** Begin Input for this task **
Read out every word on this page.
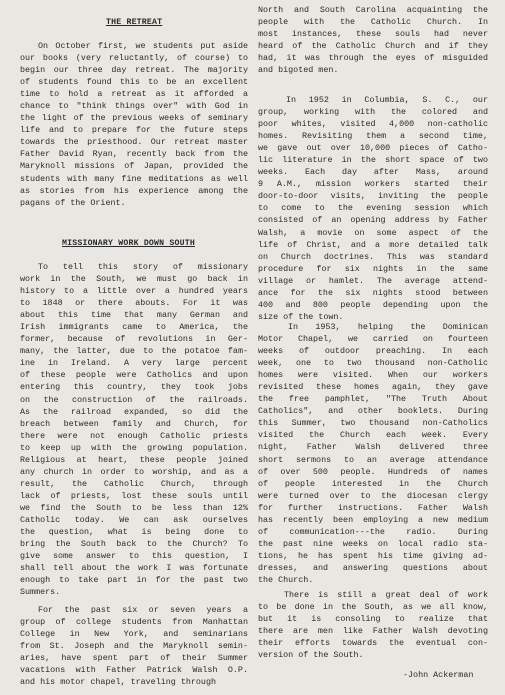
THE RETREAT
On October first, we students put aside
our books (very reluctantly, of course) to
begin our three day retreat. The majority
of students found this to be an excellent
time to hold a retreat as it afforded a
chance to "think things over" with God in
the light of the previous weeks of seminary
life and to prepare for the future steps
towards the priesthood. Our retreat master
Father David Ryan, recently back from the
Maryknoll missions of Japan, provided the
students with many fine meditations as well
as stories from his experience among the
pagans of the Orient.
MISSIONARY WORK DOWN SOUTH
To tell this story of missionary
work in the South, we must go back in
history to a little over a hundred years
to 1848 or there abouts. For it was
about this time that many German and
Irish immigrants came to America, the
former, because of revolutions in Ger-
many, the latter, due to the potatoe fam-
ine in Ireland. A very large percent
of these people were Catholics and upon
entering this country, they took jobs
on the construction of the railroads.
As the railroad expanded, so did the
breach between family and Church, for
there were not enough Catholic priests
to keep up with the growing population.
Religious at heart, these people joined
any church in order to worship, and as a
result, the Catholic Church, through
lack of priests, lost these souls until
we find the South to be less than 12%
Catholic today. We can ask ourselves
the question, what is being done to
bring the South back to the Church? To
give some answer to this question, I
shall tell about the work I was fortunate
enough to take part in for the past two
Summers.
For the past six or seven years a
group of college students from Manhattan
College in New York, and seminarians
from St. Joseph and the Maryknoll semin-
aries, have spent part of their Summer
vacations with Father Patrick Walsh O.P.
and his motor chapel, traveling through
North and South Carolina acquainting the
people with the Catholic Church. In
most instances, these souls had never
heard of the Catholic Church and if they
had, it was through the eyes of misguided
and bigoted men.
In 1952 in Columbia, S. C., our
group, working with the colored and
poor whites, visited 4,000 non-catholic
homes. Revisiting them a second time,
we gave out over 10,000 pieces of Catho-
lic literature in the short space of two
weeks. Each day after Mass, around
9 A.M., mission workers started their
door-to-door visits, inviting the people
to come to the evening session which
consisted of an opening address by Father
Walsh, a movie on some aspect of the
life of Christ, and a more detailed talk
on Church doctrines. This was standard
procedure for six nights in the same
village or hamlet. The average attend-
ance for the six nights stood between
400 and 800 people depending upon the
size of the town.
In 1953, helping the Dominican
Motor Chapel, we carried on fourteen
weeks of outdoor preaching. In each
week, one to two thousand non-Catholic
homes were visited. When our workers
revisited these homes again, they gave
the free pamphlet, "The Truth About
Catholics", and other booklets. During
this Summer, two thousand non-Catholics
visited the Church each week. Every
night, Father Walsh delivered three
short sermons to an average attendance
of over 500 people. Hundreds of names
of people interested in the Church
were turned over to the diocesan clergy
for further instructions. Father Walsh
has recently been employing a new medium
of communication---the radio. During
the past nine weeks on local radio sta-
tions, he has spent his time giving ad-
dresses, and answering questions about
the Church.
There is still a great deal of work
to be done in the South, as we all know,
but it is consoling to realize that
there are men like Father Walsh devoting
their efforts towards the eventual con-
version of the South.
-John Ackerman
** End Input for this task **
* **Set problem**:
In the listing above, find the lines holding the word "these" and copy them.

* **Task output**:
of these people were Catholics and upon
Religious at heart, these people joined
lack of priests, lost these souls until
most instances, these souls had never
revisited these homes again, they gave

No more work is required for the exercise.